→ 文書抜粋
図4は、本実施の形態に係る流量予測モデルの構成を示す図である。流量予測モデルは、空間特徴抽出器210、230、エンコーダ220及びデコーダ240を有する。
【0032】
空間特徴抽出器210は、L時刻前(Lは1以上の整数)から現在(又は学習基準時刻)までの地点記録データ及び地点流量データと、ミニバッチデータに含まれるL時刻前から現在(又は学習基準時刻)までのメッシュ記録データとを入力データとし、入力データの空間的な特徴量を抽出する。なお、L時刻前から現在(又は学習基準時刻)までの時間の長さLは、学習に用いられるデータの時間幅であり、ウインドウサイズとも呼ばれる。また、ミニバッチデータに数値予報データが含まれる場合には、L時刻前から現在(又は学習基準時刻)までの数値予報データを空間特徴抽出器210への入力データとしても良い。
【0033】
空間特徴抽出器210は、空間特徴抽出層においてメッシュ記録データの特徴量抽出を実行し、多次元配列のメッシュ記録データを時刻及び項目の2次元配列のデータに変換する。このような空間特徴抽出層は、例えば畳み込みニューラルネットワーク(CNN:Convolutional Neural Network)機構又はアテンション(Attention)機構などによって実現することができる。

→ 提供データ

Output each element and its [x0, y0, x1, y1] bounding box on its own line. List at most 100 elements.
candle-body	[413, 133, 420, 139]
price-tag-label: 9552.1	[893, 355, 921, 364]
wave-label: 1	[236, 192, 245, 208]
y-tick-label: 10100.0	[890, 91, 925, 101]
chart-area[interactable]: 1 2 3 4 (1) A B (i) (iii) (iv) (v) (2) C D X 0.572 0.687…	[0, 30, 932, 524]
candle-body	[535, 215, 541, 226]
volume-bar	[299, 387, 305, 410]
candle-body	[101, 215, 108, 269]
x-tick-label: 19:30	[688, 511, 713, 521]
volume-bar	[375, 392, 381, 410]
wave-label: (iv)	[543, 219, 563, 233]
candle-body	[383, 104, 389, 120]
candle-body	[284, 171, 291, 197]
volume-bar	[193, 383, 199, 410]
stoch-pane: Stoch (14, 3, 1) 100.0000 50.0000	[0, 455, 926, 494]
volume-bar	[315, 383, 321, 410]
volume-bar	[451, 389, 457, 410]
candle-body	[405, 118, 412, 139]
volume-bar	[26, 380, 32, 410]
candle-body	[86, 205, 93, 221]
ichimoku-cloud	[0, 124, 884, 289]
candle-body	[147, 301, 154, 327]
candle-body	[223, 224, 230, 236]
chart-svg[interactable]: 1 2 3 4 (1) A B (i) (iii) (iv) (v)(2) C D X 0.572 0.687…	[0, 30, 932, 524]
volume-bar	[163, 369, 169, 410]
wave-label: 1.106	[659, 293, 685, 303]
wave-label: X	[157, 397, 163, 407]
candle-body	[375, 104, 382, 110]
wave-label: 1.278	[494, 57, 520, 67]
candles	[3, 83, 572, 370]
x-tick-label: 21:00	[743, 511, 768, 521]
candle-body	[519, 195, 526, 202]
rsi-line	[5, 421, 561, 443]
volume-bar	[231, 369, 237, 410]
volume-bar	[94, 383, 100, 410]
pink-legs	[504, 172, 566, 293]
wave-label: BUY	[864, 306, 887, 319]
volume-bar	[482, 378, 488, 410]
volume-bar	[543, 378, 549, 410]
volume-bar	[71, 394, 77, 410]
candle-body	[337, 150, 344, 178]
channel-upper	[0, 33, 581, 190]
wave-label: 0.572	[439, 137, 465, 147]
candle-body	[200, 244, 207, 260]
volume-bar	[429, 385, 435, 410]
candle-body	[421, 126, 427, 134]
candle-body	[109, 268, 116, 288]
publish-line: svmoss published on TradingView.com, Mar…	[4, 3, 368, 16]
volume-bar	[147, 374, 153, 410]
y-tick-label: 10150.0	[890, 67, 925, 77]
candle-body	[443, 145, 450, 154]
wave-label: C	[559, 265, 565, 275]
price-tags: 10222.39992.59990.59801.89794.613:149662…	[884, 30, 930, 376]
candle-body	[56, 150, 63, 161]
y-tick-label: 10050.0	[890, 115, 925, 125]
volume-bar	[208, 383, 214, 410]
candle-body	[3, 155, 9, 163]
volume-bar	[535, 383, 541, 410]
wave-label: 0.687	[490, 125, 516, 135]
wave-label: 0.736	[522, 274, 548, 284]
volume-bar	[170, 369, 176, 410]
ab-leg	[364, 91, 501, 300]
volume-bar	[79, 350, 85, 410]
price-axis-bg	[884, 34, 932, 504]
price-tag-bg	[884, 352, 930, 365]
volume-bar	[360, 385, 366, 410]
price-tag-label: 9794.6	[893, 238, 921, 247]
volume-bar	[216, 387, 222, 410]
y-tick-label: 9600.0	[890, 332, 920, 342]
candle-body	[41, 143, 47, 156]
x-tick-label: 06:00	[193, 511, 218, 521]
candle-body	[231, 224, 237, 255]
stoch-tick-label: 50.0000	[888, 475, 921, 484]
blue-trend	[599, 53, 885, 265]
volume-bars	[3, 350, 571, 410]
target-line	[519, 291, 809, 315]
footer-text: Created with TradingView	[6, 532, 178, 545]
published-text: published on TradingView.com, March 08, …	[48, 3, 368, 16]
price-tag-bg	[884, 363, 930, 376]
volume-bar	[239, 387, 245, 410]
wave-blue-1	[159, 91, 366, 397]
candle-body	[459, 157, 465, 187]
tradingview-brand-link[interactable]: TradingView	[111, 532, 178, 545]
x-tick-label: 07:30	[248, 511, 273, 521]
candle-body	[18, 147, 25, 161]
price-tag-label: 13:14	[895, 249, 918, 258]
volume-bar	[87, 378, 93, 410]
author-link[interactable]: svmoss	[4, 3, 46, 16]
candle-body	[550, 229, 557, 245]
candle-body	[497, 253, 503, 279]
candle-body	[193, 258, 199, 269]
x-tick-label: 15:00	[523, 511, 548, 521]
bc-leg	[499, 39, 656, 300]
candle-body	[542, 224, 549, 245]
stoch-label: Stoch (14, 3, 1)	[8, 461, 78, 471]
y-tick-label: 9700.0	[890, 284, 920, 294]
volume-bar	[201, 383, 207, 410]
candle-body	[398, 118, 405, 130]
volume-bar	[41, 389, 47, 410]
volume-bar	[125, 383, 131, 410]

→ 取り組む課題
**a.** 文書抜粋にある「流量予測モデルは、空間特徴抽出器210、230、エンコーダ220及びデコーダ240を有する。」という一文を英語に翻訳してください。
**b.** 文書抜粋で流量予測モデルが有するとされている構成要素を、符号とともにすべて挙げてください。
レコードは別の出典から取得したものです。

→ 解答一覧
**a.** The flow prediction model includes spatial feature extractors 210 and 230, an encoder 220, and a decoder 240.

**b.** 空間特徴抽出器210、空間特徴抽出器230、エンコーダ220、デコーダ240